Work order
Using the listing that follows, filter out every line lacking the string "Circadian" and return the rest.

Data provided
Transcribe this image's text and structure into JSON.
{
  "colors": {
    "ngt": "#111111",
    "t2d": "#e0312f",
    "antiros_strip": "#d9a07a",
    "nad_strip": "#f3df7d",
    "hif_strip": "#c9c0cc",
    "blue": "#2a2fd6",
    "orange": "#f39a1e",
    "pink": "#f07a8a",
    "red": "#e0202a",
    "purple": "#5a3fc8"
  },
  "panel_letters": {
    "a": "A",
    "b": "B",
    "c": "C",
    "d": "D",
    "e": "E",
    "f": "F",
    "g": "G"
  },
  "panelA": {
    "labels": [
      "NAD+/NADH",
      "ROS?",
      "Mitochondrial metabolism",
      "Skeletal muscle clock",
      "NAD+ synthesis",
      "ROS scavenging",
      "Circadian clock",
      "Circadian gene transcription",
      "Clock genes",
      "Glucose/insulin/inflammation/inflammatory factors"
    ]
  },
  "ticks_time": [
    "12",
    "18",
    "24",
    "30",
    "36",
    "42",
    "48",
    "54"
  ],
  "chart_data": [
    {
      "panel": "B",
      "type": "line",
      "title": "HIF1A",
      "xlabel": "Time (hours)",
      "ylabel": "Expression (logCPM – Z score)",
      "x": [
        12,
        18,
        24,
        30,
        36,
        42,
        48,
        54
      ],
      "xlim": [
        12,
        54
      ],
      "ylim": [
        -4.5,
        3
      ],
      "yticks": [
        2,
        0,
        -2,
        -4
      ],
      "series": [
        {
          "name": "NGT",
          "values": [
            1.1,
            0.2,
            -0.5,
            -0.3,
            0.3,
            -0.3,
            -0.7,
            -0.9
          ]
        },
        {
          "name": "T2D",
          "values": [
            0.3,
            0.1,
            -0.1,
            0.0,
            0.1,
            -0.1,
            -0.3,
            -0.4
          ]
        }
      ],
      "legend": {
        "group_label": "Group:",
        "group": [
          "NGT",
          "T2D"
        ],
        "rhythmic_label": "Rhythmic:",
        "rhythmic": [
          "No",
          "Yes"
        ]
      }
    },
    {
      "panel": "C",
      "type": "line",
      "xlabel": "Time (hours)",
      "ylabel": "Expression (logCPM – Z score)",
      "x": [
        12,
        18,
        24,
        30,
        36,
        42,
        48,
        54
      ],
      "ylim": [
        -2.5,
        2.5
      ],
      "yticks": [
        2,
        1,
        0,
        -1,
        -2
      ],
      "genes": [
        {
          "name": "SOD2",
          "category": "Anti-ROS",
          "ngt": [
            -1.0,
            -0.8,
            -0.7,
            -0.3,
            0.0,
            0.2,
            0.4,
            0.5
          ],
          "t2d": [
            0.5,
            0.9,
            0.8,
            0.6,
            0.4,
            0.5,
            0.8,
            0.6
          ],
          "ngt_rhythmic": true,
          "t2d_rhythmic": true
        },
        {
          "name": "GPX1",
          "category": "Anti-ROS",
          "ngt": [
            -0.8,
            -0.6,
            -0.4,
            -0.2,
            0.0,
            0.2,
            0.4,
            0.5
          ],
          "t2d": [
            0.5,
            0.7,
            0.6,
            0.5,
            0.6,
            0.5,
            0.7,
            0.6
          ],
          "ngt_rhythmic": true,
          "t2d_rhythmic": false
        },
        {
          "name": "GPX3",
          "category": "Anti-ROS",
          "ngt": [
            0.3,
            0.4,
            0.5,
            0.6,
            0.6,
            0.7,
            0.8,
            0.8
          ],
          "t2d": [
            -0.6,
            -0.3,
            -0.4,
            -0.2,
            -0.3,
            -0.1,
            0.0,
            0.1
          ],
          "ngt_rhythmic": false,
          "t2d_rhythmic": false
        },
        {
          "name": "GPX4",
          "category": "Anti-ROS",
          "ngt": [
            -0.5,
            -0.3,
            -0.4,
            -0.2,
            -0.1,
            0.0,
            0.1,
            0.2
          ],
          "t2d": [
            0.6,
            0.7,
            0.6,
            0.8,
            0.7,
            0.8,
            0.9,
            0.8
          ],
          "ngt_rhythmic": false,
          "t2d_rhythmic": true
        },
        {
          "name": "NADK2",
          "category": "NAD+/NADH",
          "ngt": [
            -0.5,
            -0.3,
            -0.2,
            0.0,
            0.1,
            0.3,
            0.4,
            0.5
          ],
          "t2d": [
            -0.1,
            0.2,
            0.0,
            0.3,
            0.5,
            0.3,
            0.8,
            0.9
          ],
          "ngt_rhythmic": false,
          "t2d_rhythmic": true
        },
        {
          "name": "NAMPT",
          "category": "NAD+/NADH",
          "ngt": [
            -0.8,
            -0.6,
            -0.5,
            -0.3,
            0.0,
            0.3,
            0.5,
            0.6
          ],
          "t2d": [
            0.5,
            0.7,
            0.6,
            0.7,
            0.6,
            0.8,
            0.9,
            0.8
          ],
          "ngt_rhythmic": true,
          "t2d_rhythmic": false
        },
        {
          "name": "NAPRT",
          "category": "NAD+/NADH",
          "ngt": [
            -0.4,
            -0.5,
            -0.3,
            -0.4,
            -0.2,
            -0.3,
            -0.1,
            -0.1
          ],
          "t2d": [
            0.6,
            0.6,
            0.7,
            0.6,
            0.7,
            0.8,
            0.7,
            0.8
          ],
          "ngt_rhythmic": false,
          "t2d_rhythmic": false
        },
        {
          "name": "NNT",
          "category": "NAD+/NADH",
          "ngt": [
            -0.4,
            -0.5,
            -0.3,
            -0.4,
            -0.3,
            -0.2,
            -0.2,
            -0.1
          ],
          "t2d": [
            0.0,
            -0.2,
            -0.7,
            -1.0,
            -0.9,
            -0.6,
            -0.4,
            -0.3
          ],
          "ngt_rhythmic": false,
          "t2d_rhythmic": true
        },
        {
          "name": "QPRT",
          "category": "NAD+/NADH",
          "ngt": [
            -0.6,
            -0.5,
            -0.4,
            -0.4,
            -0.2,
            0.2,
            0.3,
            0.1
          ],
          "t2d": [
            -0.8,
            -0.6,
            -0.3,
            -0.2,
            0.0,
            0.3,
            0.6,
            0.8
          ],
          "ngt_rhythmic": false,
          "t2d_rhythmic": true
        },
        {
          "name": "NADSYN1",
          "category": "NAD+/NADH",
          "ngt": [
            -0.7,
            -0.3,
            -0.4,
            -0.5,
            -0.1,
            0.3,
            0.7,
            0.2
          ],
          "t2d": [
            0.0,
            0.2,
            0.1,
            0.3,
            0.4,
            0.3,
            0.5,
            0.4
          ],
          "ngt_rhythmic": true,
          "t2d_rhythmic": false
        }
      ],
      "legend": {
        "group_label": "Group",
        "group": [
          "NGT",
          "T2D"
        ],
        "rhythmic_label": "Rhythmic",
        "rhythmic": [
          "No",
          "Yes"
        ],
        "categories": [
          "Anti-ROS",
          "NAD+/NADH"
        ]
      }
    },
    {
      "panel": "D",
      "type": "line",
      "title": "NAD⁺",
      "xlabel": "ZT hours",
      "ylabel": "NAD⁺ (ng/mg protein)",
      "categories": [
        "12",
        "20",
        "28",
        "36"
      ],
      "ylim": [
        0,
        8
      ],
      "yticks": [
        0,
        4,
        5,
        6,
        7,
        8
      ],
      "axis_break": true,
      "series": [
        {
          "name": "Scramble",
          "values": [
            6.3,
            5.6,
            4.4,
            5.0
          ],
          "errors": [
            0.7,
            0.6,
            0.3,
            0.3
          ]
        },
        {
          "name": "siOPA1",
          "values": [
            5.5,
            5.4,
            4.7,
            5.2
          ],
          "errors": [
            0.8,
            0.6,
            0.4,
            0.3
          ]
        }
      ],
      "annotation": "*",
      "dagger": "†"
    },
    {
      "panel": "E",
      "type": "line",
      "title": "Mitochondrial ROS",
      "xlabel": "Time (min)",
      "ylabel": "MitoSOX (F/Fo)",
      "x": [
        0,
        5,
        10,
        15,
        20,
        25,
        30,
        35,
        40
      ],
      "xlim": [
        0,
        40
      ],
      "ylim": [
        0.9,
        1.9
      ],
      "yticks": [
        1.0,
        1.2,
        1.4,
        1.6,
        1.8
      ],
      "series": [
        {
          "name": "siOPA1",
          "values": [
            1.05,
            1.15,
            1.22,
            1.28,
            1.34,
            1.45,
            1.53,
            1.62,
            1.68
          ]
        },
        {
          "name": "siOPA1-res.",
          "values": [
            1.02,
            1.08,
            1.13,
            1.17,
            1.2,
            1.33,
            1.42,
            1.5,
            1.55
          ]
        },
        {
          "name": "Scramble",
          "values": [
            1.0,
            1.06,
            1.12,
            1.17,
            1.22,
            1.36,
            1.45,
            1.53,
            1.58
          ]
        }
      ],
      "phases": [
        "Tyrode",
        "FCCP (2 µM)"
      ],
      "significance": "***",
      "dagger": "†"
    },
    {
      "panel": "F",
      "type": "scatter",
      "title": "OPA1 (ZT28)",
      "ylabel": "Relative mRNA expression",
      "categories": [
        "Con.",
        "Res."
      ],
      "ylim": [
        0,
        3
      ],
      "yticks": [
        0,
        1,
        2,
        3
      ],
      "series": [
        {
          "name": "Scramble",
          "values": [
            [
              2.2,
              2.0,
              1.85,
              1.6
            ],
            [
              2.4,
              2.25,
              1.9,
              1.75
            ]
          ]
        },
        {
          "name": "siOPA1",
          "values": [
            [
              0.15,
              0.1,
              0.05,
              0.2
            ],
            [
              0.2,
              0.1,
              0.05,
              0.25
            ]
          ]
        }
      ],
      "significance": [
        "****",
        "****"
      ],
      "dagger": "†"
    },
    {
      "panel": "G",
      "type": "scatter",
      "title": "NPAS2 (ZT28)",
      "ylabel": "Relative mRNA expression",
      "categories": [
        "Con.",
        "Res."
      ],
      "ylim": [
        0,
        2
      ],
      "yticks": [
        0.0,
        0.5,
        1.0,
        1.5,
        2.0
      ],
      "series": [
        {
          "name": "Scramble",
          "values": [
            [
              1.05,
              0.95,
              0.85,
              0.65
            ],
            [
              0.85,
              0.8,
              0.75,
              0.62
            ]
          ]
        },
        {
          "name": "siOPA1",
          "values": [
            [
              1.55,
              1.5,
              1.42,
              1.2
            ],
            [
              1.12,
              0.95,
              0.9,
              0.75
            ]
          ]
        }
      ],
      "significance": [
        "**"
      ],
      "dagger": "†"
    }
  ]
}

Expected answer
      "Circadian clock",
      "Circadian gene transcription",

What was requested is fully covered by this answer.